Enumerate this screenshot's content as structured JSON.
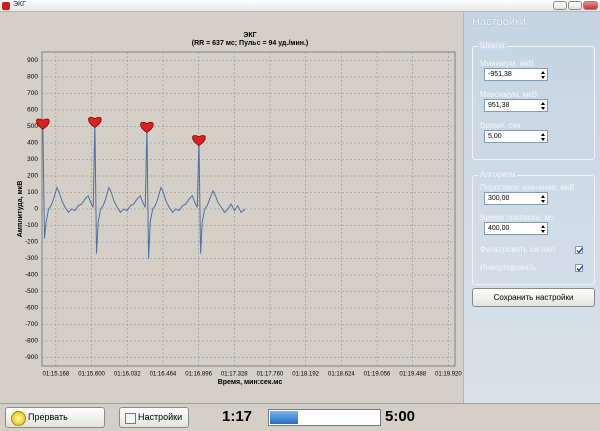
{
  "window": {
    "title": "ЭКГ"
  },
  "chart_data": {
    "type": "line",
    "title": "ЭКГ",
    "subtitle": "(RR = 637 мс; Пульс = 94 уд./мин.)",
    "x_label": "Время, мин:сек.мс",
    "y_label": "Амплитуда, мкВ",
    "x": [
      75.01,
      75.03,
      75.05,
      75.08,
      75.11,
      75.14,
      75.18,
      75.21,
      75.24,
      75.28,
      75.32,
      75.36,
      75.4,
      75.44,
      75.48,
      75.52,
      75.56,
      75.59,
      75.62,
      75.64,
      75.66,
      75.68,
      75.71,
      75.74,
      75.77,
      75.81,
      75.84,
      75.87,
      75.91,
      75.95,
      75.99,
      76.03,
      76.07,
      76.11,
      76.15,
      76.19,
      76.22,
      76.25,
      76.27,
      76.29,
      76.31,
      76.34,
      76.37,
      76.4,
      76.44,
      76.47,
      76.5,
      76.54,
      76.58,
      76.62,
      76.66,
      76.7,
      76.74,
      76.78,
      76.82,
      76.85,
      76.88,
      76.9,
      76.92,
      76.94,
      76.97,
      77.0,
      77.03,
      77.07,
      77.1,
      77.13,
      77.17,
      77.21,
      77.25,
      77.29,
      77.33,
      77.37,
      77.41,
      77.46
    ],
    "series": [
      {
        "color": "#4f6fa3",
        "values": [
          520,
          -180,
          -80,
          0,
          20,
          60,
          130,
          100,
          50,
          10,
          -20,
          0,
          -10,
          20,
          30,
          60,
          80,
          40,
          10,
          530,
          -270,
          -80,
          0,
          20,
          60,
          130,
          100,
          50,
          10,
          -20,
          0,
          -10,
          20,
          30,
          60,
          80,
          40,
          10,
          500,
          -300,
          -80,
          0,
          20,
          60,
          130,
          100,
          50,
          10,
          -20,
          0,
          -10,
          20,
          30,
          60,
          80,
          40,
          10,
          420,
          -270,
          -80,
          0,
          20,
          60,
          110,
          80,
          40,
          10,
          -20,
          0,
          30,
          -10,
          20,
          -20,
          0
        ]
      }
    ],
    "xlim": [
      75,
      80
    ],
    "ylim": [
      -951.38,
      951.38
    ],
    "yticks": [
      -900,
      -800,
      -700,
      -600,
      -500,
      -400,
      -300,
      -200,
      -100,
      0,
      100,
      200,
      300,
      400,
      500,
      600,
      700,
      800,
      900
    ],
    "xticks": [
      {
        "value": 75.168,
        "label": "01:15.168"
      },
      {
        "value": 75.6,
        "label": "01:15.600"
      },
      {
        "value": 76.032,
        "label": "01:16.032"
      },
      {
        "value": 76.464,
        "label": "01:16.464"
      },
      {
        "value": 76.896,
        "label": "01:16.896"
      },
      {
        "value": 77.328,
        "label": "01:17.328"
      },
      {
        "value": 77.76,
        "label": "01:17.760"
      },
      {
        "value": 78.192,
        "label": "01:18.192"
      },
      {
        "value": 78.624,
        "label": "01:18.624"
      },
      {
        "value": 79.056,
        "label": "01:19.056"
      },
      {
        "value": 79.488,
        "label": "01:19.488"
      },
      {
        "value": 79.92,
        "label": "01:19.920"
      }
    ],
    "grid": true
  },
  "settings": {
    "title": "Настройки",
    "scale": {
      "title": "Шкала",
      "fields": [
        {
          "label": "Минимум, мкВ",
          "value": "-951,38"
        },
        {
          "label": "Максимум, мкВ",
          "value": "951,38"
        },
        {
          "label": "Время, сек",
          "value": "5,00"
        }
      ]
    },
    "algorithm": {
      "title": "Алгоритм",
      "fields": [
        {
          "label": "Пороговое значение, мкВ",
          "value": "300,00"
        },
        {
          "label": "Время пропуска, мс",
          "value": "400,00"
        }
      ],
      "checkboxes": [
        {
          "label": "Фильтровать сигнал",
          "checked": true
        },
        {
          "label": "Инвертировать",
          "checked": true
        }
      ]
    },
    "save_button": "Сохранить настройки"
  },
  "toolbar": {
    "stop_button": "Прервать",
    "settings_button": "Настройки",
    "elapsed": "1:17",
    "total": "5:00"
  }
}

###

Stated task → Reproduce all of the material exactly, apart from the pictures.

Full response →
Enumerate this screenshot's content as structured JSON.
{
  "window": {
    "title": "ЭКГ"
  },
  "chart_data": {
    "type": "line",
    "title": "ЭКГ",
    "subtitle": "(RR = 637 мс; Пульс = 94 уд./мин.)",
    "x_label": "Время, мин:сек.мс",
    "y_label": "Амплитуда, мкВ",
    "x": [
      75.01,
      75.03,
      75.05,
      75.08,
      75.11,
      75.14,
      75.18,
      75.21,
      75.24,
      75.28,
      75.32,
      75.36,
      75.4,
      75.44,
      75.48,
      75.52,
      75.56,
      75.59,
      75.62,
      75.64,
      75.66,
      75.68,
      75.71,
      75.74,
      75.77,
      75.81,
      75.84,
      75.87,
      75.91,
      75.95,
      75.99,
      76.03,
      76.07,
      76.11,
      76.15,
      76.19,
      76.22,
      76.25,
      76.27,
      76.29,
      76.31,
      76.34,
      76.37,
      76.4,
      76.44,
      76.47,
      76.5,
      76.54,
      76.58,
      76.62,
      76.66,
      76.7,
      76.74,
      76.78,
      76.82,
      76.85,
      76.88,
      76.9,
      76.92,
      76.94,
      76.97,
      77.0,
      77.03,
      77.07,
      77.1,
      77.13,
      77.17,
      77.21,
      77.25,
      77.29,
      77.33,
      77.37,
      77.41,
      77.46
    ],
    "series": [
      {
        "color": "#4f6fa3",
        "values": [
          520,
          -180,
          -80,
          0,
          20,
          60,
          130,
          100,
          50,
          10,
          -20,
          0,
          -10,
          20,
          30,
          60,
          80,
          40,
          10,
          530,
          -270,
          -80,
          0,
          20,
          60,
          130,
          100,
          50,
          10,
          -20,
          0,
          -10,
          20,
          30,
          60,
          80,
          40,
          10,
          500,
          -300,
          -80,
          0,
          20,
          60,
          130,
          100,
          50,
          10,
          -20,
          0,
          -10,
          20,
          30,
          60,
          80,
          40,
          10,
          420,
          -270,
          -80,
          0,
          20,
          60,
          110,
          80,
          40,
          10,
          -20,
          0,
          30,
          -10,
          20,
          -20,
          0
        ]
      }
    ],
    "xlim": [
      75,
      80
    ],
    "ylim": [
      -951.38,
      951.38
    ],
    "yticks": [
      -900,
      -800,
      -700,
      -600,
      -500,
      -400,
      -300,
      -200,
      -100,
      0,
      100,
      200,
      300,
      400,
      500,
      600,
      700,
      800,
      900
    ],
    "xticks": [
      {
        "value": 75.168,
        "label": "01:15.168"
      },
      {
        "value": 75.6,
        "label": "01:15.600"
      },
      {
        "value": 76.032,
        "label": "01:16.032"
      },
      {
        "value": 76.464,
        "label": "01:16.464"
      },
      {
        "value": 76.896,
        "label": "01:16.896"
      },
      {
        "value": 77.328,
        "label": "01:17.328"
      },
      {
        "value": 77.76,
        "label": "01:17.760"
      },
      {
        "value": 78.192,
        "label": "01:18.192"
      },
      {
        "value": 78.624,
        "label": "01:18.624"
      },
      {
        "value": 79.056,
        "label": "01:19.056"
      },
      {
        "value": 79.488,
        "label": "01:19.488"
      },
      {
        "value": 79.92,
        "label": "01:19.920"
      }
    ],
    "grid": true
  },
  "settings": {
    "title": "Настройки",
    "scale": {
      "title": "Шкала",
      "fields": [
        {
          "label": "Минимум, мкВ",
          "value": "-951,38"
        },
        {
          "label": "Максимум, мкВ",
          "value": "951,38"
        },
        {
          "label": "Время, сек",
          "value": "5,00"
        }
      ]
    },
    "algorithm": {
      "title": "Алгоритм",
      "fields": [
        {
          "label": "Пороговое значение, мкВ",
          "value": "300,00"
        },
        {
          "label": "Время пропуска, мс",
          "value": "400,00"
        }
      ],
      "checkboxes": [
        {
          "label": "Фильтровать сигнал",
          "checked": true
        },
        {
          "label": "Инвертировать",
          "checked": true
        }
      ]
    },
    "save_button": "Сохранить настройки"
  },
  "toolbar": {
    "stop_button": "Прервать",
    "settings_button": "Настройки",
    "elapsed": "1:17",
    "total": "5:00"
  }
}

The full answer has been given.